→ What to work on
Quote all of the data below exactly, please.

====== Extracted records

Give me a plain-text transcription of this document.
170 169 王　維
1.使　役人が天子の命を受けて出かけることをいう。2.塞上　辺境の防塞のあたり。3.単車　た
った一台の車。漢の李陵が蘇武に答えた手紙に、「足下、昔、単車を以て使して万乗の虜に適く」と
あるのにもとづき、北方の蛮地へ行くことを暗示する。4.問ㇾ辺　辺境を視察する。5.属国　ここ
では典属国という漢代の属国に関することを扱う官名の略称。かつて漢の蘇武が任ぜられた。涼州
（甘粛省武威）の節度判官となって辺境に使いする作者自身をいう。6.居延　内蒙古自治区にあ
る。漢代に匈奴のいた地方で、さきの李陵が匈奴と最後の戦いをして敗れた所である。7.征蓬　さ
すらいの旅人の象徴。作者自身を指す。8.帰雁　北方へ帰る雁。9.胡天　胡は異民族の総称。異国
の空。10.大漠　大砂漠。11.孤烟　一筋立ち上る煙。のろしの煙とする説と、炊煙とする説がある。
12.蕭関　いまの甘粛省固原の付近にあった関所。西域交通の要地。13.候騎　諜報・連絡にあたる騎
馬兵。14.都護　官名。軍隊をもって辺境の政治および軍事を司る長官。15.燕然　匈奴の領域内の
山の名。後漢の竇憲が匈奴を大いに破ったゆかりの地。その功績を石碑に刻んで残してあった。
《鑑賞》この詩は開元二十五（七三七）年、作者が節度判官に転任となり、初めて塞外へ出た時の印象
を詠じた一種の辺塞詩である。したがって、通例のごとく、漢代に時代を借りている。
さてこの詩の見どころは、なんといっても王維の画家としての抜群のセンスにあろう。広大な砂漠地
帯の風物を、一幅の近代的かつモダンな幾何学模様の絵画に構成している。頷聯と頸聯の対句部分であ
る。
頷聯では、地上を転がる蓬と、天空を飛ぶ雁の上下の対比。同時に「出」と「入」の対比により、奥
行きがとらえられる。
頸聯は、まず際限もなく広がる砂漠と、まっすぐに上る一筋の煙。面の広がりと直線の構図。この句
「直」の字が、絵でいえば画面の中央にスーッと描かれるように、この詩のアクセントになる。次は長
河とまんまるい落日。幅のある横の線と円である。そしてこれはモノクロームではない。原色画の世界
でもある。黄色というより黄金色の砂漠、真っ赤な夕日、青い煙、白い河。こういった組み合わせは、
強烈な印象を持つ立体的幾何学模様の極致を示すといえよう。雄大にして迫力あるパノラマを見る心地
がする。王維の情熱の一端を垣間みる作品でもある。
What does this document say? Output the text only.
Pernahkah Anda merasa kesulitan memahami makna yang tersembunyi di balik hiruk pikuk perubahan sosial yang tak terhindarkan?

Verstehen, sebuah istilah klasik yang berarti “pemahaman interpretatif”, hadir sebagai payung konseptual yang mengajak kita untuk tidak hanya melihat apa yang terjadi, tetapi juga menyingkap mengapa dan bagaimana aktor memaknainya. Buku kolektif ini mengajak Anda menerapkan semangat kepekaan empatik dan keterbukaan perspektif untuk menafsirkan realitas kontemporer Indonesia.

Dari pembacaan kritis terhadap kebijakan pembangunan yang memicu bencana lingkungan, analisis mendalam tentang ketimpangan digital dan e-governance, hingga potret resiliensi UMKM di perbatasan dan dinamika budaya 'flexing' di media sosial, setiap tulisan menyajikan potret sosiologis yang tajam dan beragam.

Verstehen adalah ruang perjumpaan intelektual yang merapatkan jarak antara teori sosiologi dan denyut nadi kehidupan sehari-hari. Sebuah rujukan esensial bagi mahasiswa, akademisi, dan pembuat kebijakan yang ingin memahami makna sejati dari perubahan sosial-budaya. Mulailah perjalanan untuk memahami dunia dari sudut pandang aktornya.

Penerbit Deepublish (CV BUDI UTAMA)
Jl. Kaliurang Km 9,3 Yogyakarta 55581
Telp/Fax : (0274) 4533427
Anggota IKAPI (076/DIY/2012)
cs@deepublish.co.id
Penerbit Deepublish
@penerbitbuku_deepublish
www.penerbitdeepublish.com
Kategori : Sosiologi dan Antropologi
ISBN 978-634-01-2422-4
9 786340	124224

============

→ Right answer
Give me a plain-text transcription of this document.
170 169 王　維
1.使　役人が天子の命を受けて出かけることをいう。2.塞上　辺境の防塞のあたり。3.単車　た
った一台の車。漢の李陵が蘇武に答えた手紙に、「足下、昔、単車を以て使して万乗の虜に適く」と
あるのにもとづき、北方の蛮地へ行くことを暗示する。4.問ㇾ辺　辺境を視察する。5.属国　ここ
では典属国という漢代の属国に関することを扱う官名の略称。かつて漢の蘇武が任ぜられた。涼州
（甘粛省武威）の節度判官となって辺境に使いする作者自身をいう。6.居延　内蒙古自治区にあ
る。漢代に匈奴のいた地方で、さきの李陵が匈奴と最後の戦いをして敗れた所である。7.征蓬　さ
すらいの旅人の象徴。作者自身を指す。8.帰雁　北方へ帰る雁。9.胡天　胡は異民族の総称。異国
の空。10.大漠　大砂漠。11.孤烟　一筋立ち上る煙。のろしの煙とする説と、炊煙とする説がある。
12.蕭関　いまの甘粛省固原の付近にあった関所。西域交通の要地。13.候騎　諜報・連絡にあたる騎
馬兵。14.都護　官名。軍隊をもって辺境の政治および軍事を司る長官。15.燕然　匈奴の領域内の
山の名。後漢の竇憲が匈奴を大いに破ったゆかりの地。その功績を石碑に刻んで残してあった。
《鑑賞》この詩は開元二十五（七三七）年、作者が節度判官に転任となり、初めて塞外へ出た時の印象
を詠じた一種の辺塞詩である。したがって、通例のごとく、漢代に時代を借りている。
さてこの詩の見どころは、なんといっても王維の画家としての抜群のセンスにあろう。広大な砂漠地
帯の風物を、一幅の近代的かつモダンな幾何学模様の絵画に構成している。頷聯と頸聯の対句部分であ
る。
頷聯では、地上を転がる蓬と、天空を飛ぶ雁の上下の対比。同時に「出」と「入」の対比により、奥
行きがとらえられる。
頸聯は、まず際限もなく広がる砂漠と、まっすぐに上る一筋の煙。面の広がりと直線の構図。この句
「直」の字が、絵でいえば画面の中央にスーッと描かれるように、この詩のアクセントになる。次は長
河とまんまるい落日。幅のある横の線と円である。そしてこれはモノクロームではない。原色画の世界
でもある。黄色というより黄金色の砂漠、真っ赤な夕日、青い煙、白い河。こういった組み合わせは、
強烈な印象を持つ立体的幾何学模様の極致を示すといえよう。雄大にして迫力あるパノラマを見る心地
がする。王維の情熱の一端を垣間みる作品でもある。
What does this document say? Output the text only.
Pernahkah Anda merasa kesulitan memahami makna yang tersembunyi di balik hiruk pikuk perubahan sosial yang tak terhindarkan?

Verstehen, sebuah istilah klasik yang berarti “pemahaman interpretatif”, hadir sebagai payung konseptual yang mengajak kita untuk tidak hanya melihat apa yang terjadi, tetapi juga menyingkap mengapa dan bagaimana aktor memaknainya. Buku kolektif ini mengajak Anda menerapkan semangat kepekaan empatik dan keterbukaan perspektif untuk menafsirkan realitas kontemporer Indonesia.

Dari pembacaan kritis terhadap kebijakan pembangunan yang memicu bencana lingkungan, analisis mendalam tentang ketimpangan digital dan e-governance, hingga potret resiliensi UMKM di perbatasan dan dinamika budaya 'flexing' di media sosial, setiap tulisan menyajikan potret sosiologis yang tajam dan beragam.

Verstehen adalah ruang perjumpaan intelektual yang merapatkan jarak antara teori sosiologi dan denyut nadi kehidupan sehari-hari. Sebuah rujukan esensial bagi mahasiswa, akademisi, dan pembuat kebijakan yang ingin memahami makna sejati dari perubahan sosial-budaya. Mulailah perjalanan untuk memahami dunia dari sudut pandang aktornya.

Penerbit Deepublish (CV BUDI UTAMA)
Jl. Kaliurang Km 9,3 Yogyakarta 55581
Telp/Fax : (0274) 4533427
Anggota IKAPI (076/DIY/2012)
cs@deepublish.co.id
Penerbit Deepublish
@penerbitbuku_deepublish
www.penerbitdeepublish.com
Kategori : Sosiologi dan Antropologi
ISBN 978-634-01-2422-4
9 786340	124224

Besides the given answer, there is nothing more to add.